DIRECTION – Scan the data below for the string "title". Show every line where it turns up.

WORKING DATA –
* * *
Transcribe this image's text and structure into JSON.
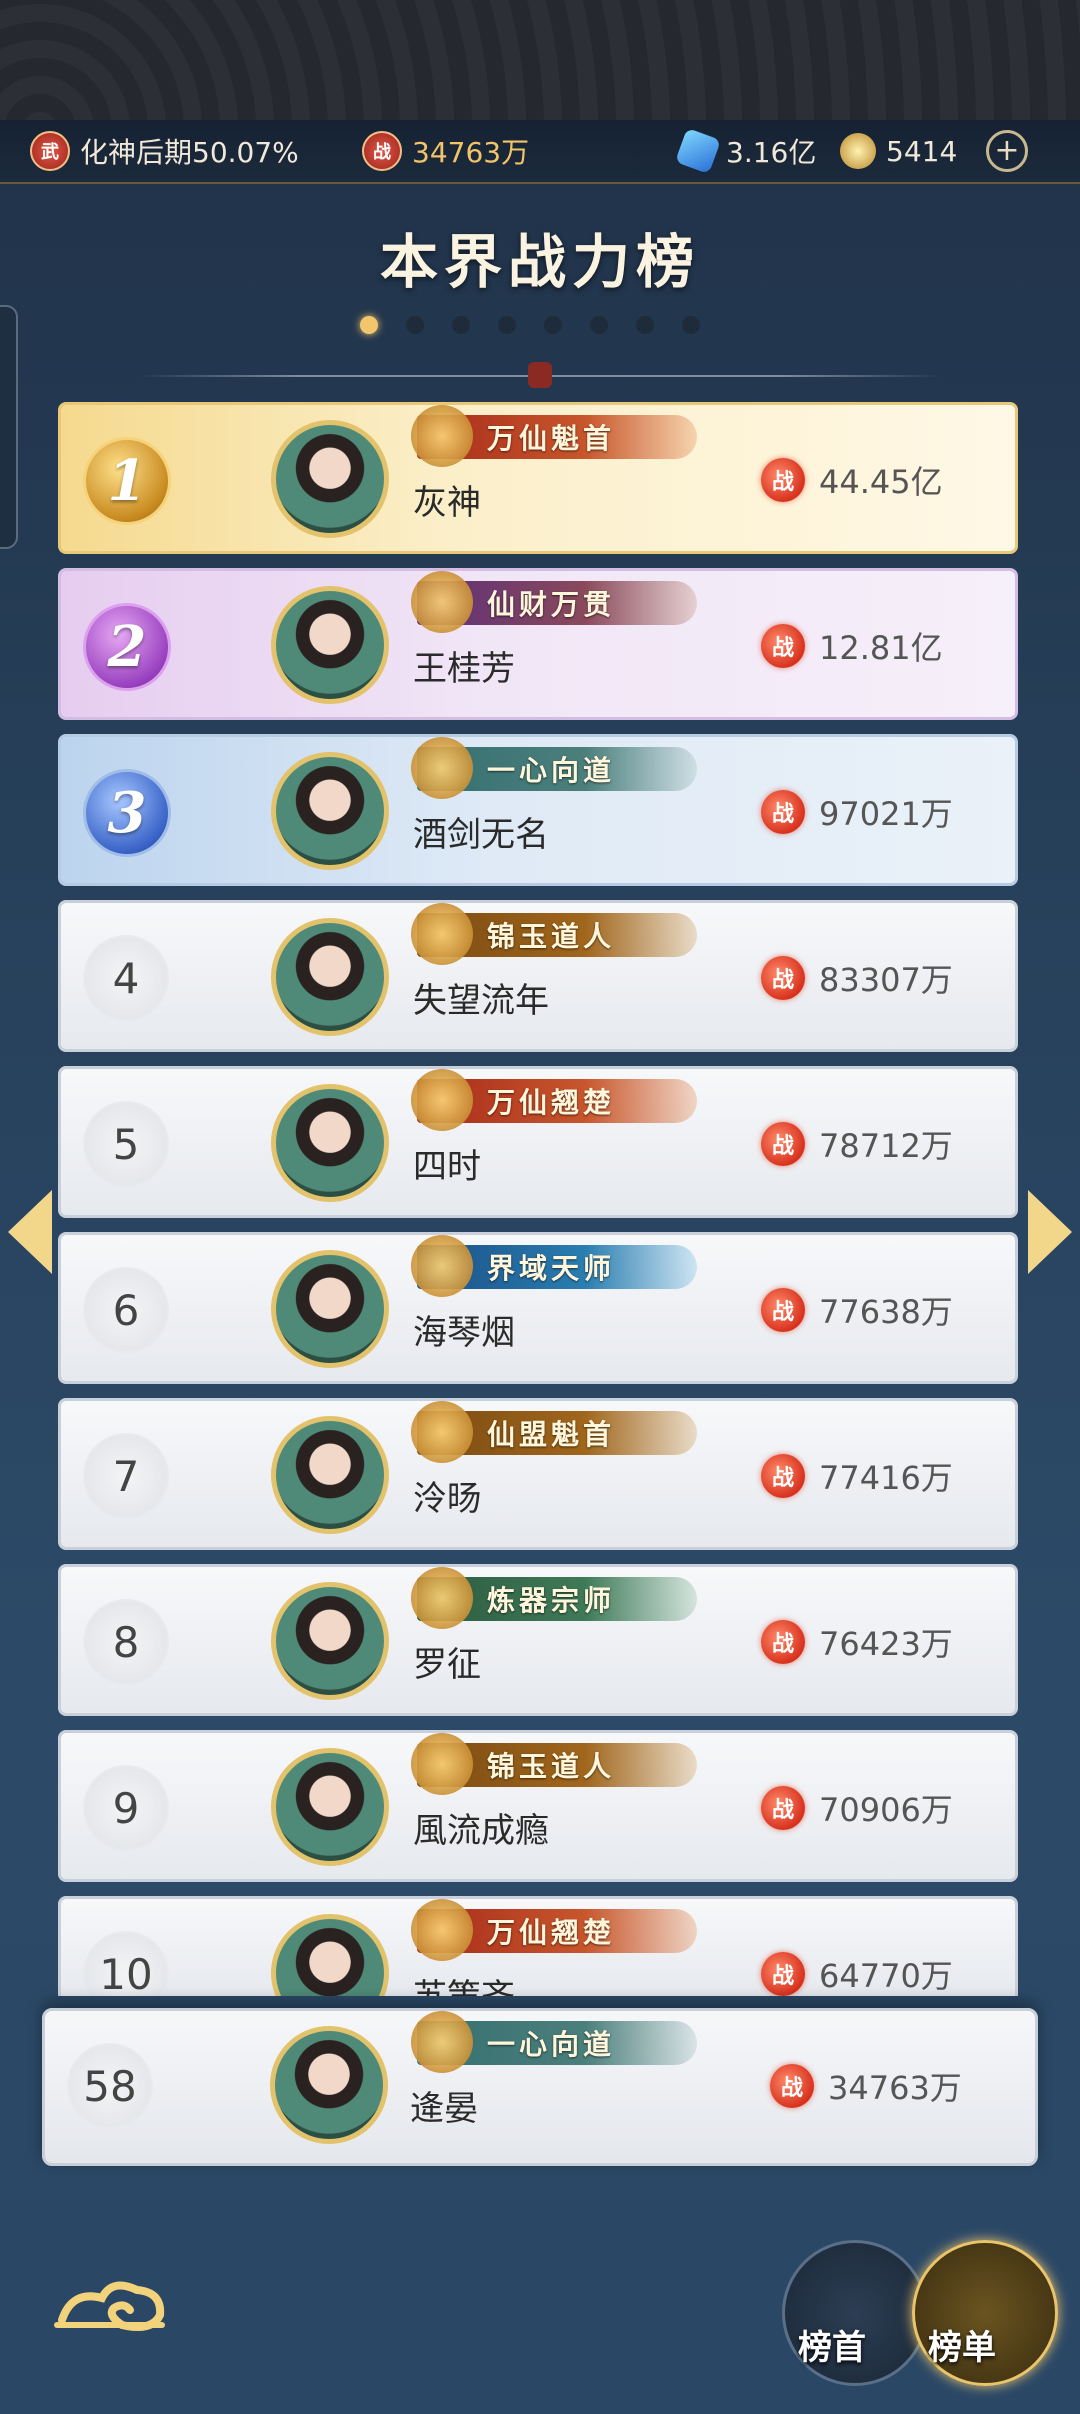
{
  "resources": {
    "realm": "化神后期50.07%",
    "realm_icon": "wu-badge-icon",
    "realm_icon_text": "武",
    "power": "34763万",
    "power_icon_text": "战",
    "spirit_stones": "3.16亿",
    "jade": "5414",
    "add_label": "+"
  },
  "title": "本界战力榜",
  "pager": {
    "total": 8,
    "active": 0
  },
  "rows": [
    {
      "rank": "1",
      "name": "灰神",
      "title": "万仙魁首",
      "power": "44.45亿",
      "medal": "m1",
      "banner": "b-red"
    },
    {
      "rank": "2",
      "name": "王桂芳",
      "title": "仙财万贯",
      "power": "12.81亿",
      "medal": "m2",
      "banner": "b-purple"
    },
    {
      "rank": "3",
      "name": "酒剑无名",
      "title": "一心向道",
      "power": "97021万",
      "medal": "m3",
      "banner": "b-teal"
    },
    {
      "rank": "4",
      "name": "失望流年",
      "title": "锦玉道人",
      "power": "83307万",
      "banner": "b-gold"
    },
    {
      "rank": "5",
      "name": "四时",
      "title": "万仙翘楚",
      "power": "78712万",
      "banner": "b-red"
    },
    {
      "rank": "6",
      "name": "海琴烟",
      "title": "界域天师",
      "power": "77638万",
      "banner": "b-blue"
    },
    {
      "rank": "7",
      "name": "泠旸",
      "title": "仙盟魁首",
      "power": "77416万",
      "banner": "b-gold"
    },
    {
      "rank": "8",
      "name": "罗征",
      "title": "炼器宗师",
      "power": "76423万",
      "banner": "b-green"
    },
    {
      "rank": "9",
      "name": "風流成瘾",
      "title": "锦玉道人",
      "power": "70906万",
      "banner": "b-gold"
    },
    {
      "rank": "10",
      "name": "苏策齐",
      "title": "万仙翘楚",
      "power": "64770万",
      "banner": "b-red"
    }
  ],
  "self": {
    "rank": "58",
    "name": "逄晏",
    "title": "一心向道",
    "power": "34763万"
  },
  "power_badge": "战",
  "buttons": {
    "first": "榜首",
    "list": "榜单"
  },
  "colors": {
    "accent_gold": "#f2c66c",
    "power_red": "#d8321e"
  }
}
* * *
RESPONSE TO THIS TASK –
  "title": "本界战力榜",
      "title": "万仙魁首",
      "title": "仙财万贯",
      "title": "一心向道",
      "title": "锦玉道人",
      "title": "万仙翘楚",
      "title": "界域天师",
      "title": "仙盟魁首",
      "title": "炼器宗师",
      "title": "锦玉道人",
      "title": "万仙翘楚",
    "title": "一心向道",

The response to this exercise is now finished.